■ **PROBLEM REQUIREMENTS**: Write the records out again, precisely as they stand.

■ **RECORDS TO PROCESS**:
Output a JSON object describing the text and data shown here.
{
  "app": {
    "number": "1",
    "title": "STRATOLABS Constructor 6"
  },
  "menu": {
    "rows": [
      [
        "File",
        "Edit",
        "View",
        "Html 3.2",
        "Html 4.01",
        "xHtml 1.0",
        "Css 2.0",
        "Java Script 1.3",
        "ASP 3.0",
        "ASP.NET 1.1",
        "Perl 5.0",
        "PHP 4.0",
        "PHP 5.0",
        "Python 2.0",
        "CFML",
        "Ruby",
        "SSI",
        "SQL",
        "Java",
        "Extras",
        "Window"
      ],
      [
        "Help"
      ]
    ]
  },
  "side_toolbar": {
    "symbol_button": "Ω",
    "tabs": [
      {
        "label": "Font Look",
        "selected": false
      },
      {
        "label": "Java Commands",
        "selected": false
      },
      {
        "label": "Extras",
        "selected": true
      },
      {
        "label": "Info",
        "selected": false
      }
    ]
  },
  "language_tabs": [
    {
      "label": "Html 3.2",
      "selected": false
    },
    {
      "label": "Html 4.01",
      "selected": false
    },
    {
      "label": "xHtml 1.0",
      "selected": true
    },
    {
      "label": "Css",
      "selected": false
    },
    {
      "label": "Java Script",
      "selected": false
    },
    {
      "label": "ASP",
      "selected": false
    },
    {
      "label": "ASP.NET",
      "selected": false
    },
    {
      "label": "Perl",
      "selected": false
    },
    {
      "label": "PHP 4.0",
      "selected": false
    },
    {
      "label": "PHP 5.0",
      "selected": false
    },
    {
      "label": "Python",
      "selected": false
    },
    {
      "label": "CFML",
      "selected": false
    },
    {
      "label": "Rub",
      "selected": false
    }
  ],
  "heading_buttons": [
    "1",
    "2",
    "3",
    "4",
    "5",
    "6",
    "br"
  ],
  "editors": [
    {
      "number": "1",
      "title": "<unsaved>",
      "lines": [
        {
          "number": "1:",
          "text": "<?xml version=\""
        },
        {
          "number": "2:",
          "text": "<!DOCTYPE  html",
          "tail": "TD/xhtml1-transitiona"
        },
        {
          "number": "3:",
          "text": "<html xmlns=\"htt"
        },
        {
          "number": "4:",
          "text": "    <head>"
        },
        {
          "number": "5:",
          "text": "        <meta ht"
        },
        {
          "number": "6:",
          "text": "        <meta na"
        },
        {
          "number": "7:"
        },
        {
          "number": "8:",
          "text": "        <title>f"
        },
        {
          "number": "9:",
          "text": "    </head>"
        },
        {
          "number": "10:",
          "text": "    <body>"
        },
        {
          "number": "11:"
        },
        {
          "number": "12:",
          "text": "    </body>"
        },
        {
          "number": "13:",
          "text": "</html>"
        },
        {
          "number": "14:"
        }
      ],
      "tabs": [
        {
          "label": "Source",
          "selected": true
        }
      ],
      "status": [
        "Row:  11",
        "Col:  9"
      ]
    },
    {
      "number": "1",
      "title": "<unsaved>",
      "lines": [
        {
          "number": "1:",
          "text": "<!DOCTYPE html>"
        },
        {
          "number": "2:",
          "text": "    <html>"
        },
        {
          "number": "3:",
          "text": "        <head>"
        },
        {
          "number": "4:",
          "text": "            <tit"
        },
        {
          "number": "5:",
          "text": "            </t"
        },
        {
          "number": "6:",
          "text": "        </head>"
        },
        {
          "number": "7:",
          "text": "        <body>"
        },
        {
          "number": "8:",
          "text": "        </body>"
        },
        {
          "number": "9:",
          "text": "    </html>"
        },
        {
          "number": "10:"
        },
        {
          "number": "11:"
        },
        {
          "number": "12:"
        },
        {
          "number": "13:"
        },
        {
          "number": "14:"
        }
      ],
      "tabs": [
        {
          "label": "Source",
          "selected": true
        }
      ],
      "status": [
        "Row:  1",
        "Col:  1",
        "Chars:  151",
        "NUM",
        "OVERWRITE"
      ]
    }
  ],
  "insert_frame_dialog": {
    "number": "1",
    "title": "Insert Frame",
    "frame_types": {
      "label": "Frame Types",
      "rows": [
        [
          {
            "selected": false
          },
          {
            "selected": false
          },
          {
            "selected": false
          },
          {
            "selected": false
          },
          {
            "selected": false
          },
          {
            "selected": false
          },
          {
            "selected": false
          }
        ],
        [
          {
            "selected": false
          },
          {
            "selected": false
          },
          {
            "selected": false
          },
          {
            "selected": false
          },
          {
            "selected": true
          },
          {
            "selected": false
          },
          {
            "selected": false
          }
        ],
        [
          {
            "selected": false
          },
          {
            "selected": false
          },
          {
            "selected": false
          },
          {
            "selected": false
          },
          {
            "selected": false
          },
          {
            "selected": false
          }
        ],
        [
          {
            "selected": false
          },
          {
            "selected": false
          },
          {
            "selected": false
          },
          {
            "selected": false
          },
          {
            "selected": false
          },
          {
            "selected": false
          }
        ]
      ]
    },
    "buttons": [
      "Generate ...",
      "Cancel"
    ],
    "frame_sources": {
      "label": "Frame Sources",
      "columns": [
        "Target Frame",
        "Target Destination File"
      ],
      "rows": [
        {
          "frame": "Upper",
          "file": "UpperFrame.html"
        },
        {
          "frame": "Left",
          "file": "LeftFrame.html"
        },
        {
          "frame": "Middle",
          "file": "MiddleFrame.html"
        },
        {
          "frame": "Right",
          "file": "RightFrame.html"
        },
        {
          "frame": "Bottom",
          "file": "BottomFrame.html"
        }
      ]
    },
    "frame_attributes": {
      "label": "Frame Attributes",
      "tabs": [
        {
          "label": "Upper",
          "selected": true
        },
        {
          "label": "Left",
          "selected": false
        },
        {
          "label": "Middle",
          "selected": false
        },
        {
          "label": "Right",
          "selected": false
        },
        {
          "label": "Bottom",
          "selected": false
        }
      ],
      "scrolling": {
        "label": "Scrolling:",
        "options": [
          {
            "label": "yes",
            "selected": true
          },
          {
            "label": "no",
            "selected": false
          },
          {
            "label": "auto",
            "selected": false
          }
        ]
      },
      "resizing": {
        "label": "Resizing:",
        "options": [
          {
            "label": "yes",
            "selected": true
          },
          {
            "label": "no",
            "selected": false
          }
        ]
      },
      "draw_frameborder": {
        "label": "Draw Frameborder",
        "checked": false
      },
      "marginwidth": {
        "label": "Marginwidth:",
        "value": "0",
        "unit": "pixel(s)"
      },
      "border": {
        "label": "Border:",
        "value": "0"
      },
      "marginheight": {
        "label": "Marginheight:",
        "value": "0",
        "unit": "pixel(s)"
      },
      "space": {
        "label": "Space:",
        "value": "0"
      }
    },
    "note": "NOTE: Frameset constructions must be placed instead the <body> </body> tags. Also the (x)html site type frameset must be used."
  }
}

■ **EXPECTED OUTPUT**:
Output a JSON object describing the text and data shown here.
{
  "app": {
    "number": "1",
    "title": "STRATOLABS Constructor 6"
  },
  "menu": {
    "rows": [
      [
        "File",
        "Edit",
        "View",
        "Html 3.2",
        "Html 4.01",
        "xHtml 1.0",
        "Css 2.0",
        "Java Script 1.3",
        "ASP 3.0",
        "ASP.NET 1.1",
        "Perl 5.0",
        "PHP 4.0",
        "PHP 5.0",
        "Python 2.0",
        "CFML",
        "Ruby",
        "SSI",
        "SQL",
        "Java",
        "Extras",
        "Window"
      ],
      [
        "Help"
      ]
    ]
  },
  "side_toolbar": {
    "symbol_button": "Ω",
    "tabs": [
      {
        "label": "Font Look",
        "selected": false
      },
      {
        "label": "Java Commands",
        "selected": false
      },
      {
        "label": "Extras",
        "selected": true
      },
      {
        "label": "Info",
        "selected": false
      }
    ]
  },
  "language_tabs": [
    {
      "label": "Html 3.2",
      "selected": false
    },
    {
      "label": "Html 4.01",
      "selected": false
    },
    {
      "label": "xHtml 1.0",
      "selected": true
    },
    {
      "label": "Css",
      "selected": false
    },
    {
      "label": "Java Script",
      "selected": false
    },
    {
      "label": "ASP",
      "selected": false
    },
    {
      "label": "ASP.NET",
      "selected": false
    },
    {
      "label": "Perl",
      "selected": false
    },
    {
      "label": "PHP 4.0",
      "selected": false
    },
    {
      "label": "PHP 5.0",
      "selected": false
    },
    {
      "label": "Python",
      "selected": false
    },
    {
      "label": "CFML",
      "selected": false
    },
    {
      "label": "Rub",
      "selected": false
    }
  ],
  "heading_buttons": [
    "1",
    "2",
    "3",
    "4",
    "5",
    "6",
    "br"
  ],
  "editors": [
    {
      "number": "1",
      "title": "<unsaved>",
      "lines": [
        {
          "number": "1:",
          "text": "<?xml version=\""
        },
        {
          "number": "2:",
          "text": "<!DOCTYPE  html",
          "tail": "TD/xhtml1-transitiona"
        },
        {
          "number": "3:",
          "text": "<html xmlns=\"htt"
        },
        {
          "number": "4:",
          "text": "    <head>"
        },
        {
          "number": "5:",
          "text": "        <meta ht"
        },
        {
          "number": "6:",
          "text": "        <meta na"
        },
        {
          "number": "7:"
        },
        {
          "number": "8:",
          "text": "        <title>f"
        },
        {
          "number": "9:",
          "text": "    </head>"
        },
        {
          "number": "10:",
          "text": "    <body>"
        },
        {
          "number": "11:"
        },
        {
          "number": "12:",
          "text": "    </body>"
        },
        {
          "number": "13:",
          "text": "</html>"
        },
        {
          "number": "14:"
        }
      ],
      "tabs": [
        {
          "label": "Source",
          "selected": true
        }
      ],
      "status": [
        "Row:  11",
        "Col:  9"
      ]
    },
    {
      "number": "1",
      "title": "<unsaved>",
      "lines": [
        {
          "number": "1:",
          "text": "<!DOCTYPE html>"
        },
        {
          "number": "2:",
          "text": "    <html>"
        },
        {
          "number": "3:",
          "text": "        <head>"
        },
        {
          "number": "4:",
          "text": "            <tit"
        },
        {
          "number": "5:",
          "text": "            </t"
        },
        {
          "number": "6:",
          "text": "        </head>"
        },
        {
          "number": "7:",
          "text": "        <body>"
        },
        {
          "number": "8:",
          "text": "        </body>"
        },
        {
          "number": "9:",
          "text": "    </html>"
        },
        {
          "number": "10:"
        },
        {
          "number": "11:"
        },
        {
          "number": "12:"
        },
        {
          "number": "13:"
        },
        {
          "number": "14:"
        }
      ],
      "tabs": [
        {
          "label": "Source",
          "selected": true
        }
      ],
      "status": [
        "Row:  1",
        "Col:  1",
        "Chars:  151",
        "NUM",
        "OVERWRITE"
      ]
    }
  ],
  "insert_frame_dialog": {
    "number": "1",
    "title": "Insert Frame",
    "frame_types": {
      "label": "Frame Types",
      "rows": [
        [
          {
            "selected": false
          },
          {
            "selected": false
          },
          {
            "selected": false
          },
          {
            "selected": false
          },
          {
            "selected": false
          },
          {
            "selected": false
          },
          {
            "selected": false
          }
        ],
        [
          {
            "selected": false
          },
          {
            "selected": false
          },
          {
            "selected": false
          },
          {
            "selected": false
          },
          {
            "selected": true
          },
          {
            "selected": false
          },
          {
            "selected": false
          }
        ],
        [
          {
            "selected": false
          },
          {
            "selected": false
          },
          {
            "selected": false
          },
          {
            "selected": false
          },
          {
            "selected": false
          },
          {
            "selected": false
          }
        ],
        [
          {
            "selected": false
          },
          {
            "selected": false
          },
          {
            "selected": false
          },
          {
            "selected": false
          },
          {
            "selected": false
          },
          {
            "selected": false
          }
        ]
      ]
    },
    "buttons": [
      "Generate ...",
      "Cancel"
    ],
    "frame_sources": {
      "label": "Frame Sources",
      "columns": [
        "Target Frame",
        "Target Destination File"
      ],
      "rows": [
        {
          "frame": "Upper",
          "file": "UpperFrame.html"
        },
        {
          "frame": "Left",
          "file": "LeftFrame.html"
        },
        {
          "frame": "Middle",
          "file": "MiddleFrame.html"
        },
        {
          "frame": "Right",
          "file": "RightFrame.html"
        },
        {
          "frame": "Bottom",
          "file": "BottomFrame.html"
        }
      ]
    },
    "frame_attributes": {
      "label": "Frame Attributes",
      "tabs": [
        {
          "label": "Upper",
          "selected": true
        },
        {
          "label": "Left",
          "selected": false
        },
        {
          "label": "Middle",
          "selected": false
        },
        {
          "label": "Right",
          "selected": false
        },
        {
          "label": "Bottom",
          "selected": false
        }
      ],
      "scrolling": {
        "label": "Scrolling:",
        "options": [
          {
            "label": "yes",
            "selected": true
          },
          {
            "label": "no",
            "selected": false
          },
          {
            "label": "auto",
            "selected": false
          }
        ]
      },
      "resizing": {
        "label": "Resizing:",
        "options": [
          {
            "label": "yes",
            "selected": true
          },
          {
            "label": "no",
            "selected": false
          }
        ]
      },
      "draw_frameborder": {
        "label": "Draw Frameborder",
        "checked": false
      },
      "marginwidth": {
        "label": "Marginwidth:",
        "value": "0",
        "unit": "pixel(s)"
      },
      "border": {
        "label": "Border:",
        "value": "0"
      },
      "marginheight": {
        "label": "Marginheight:",
        "value": "0",
        "unit": "pixel(s)"
      },
      "space": {
        "label": "Space:",
        "value": "0"
      }
    },
    "note": "NOTE: Frameset constructions must be placed instead the <body> </body> tags. Also the (x)html site type frameset must be used."
  }
}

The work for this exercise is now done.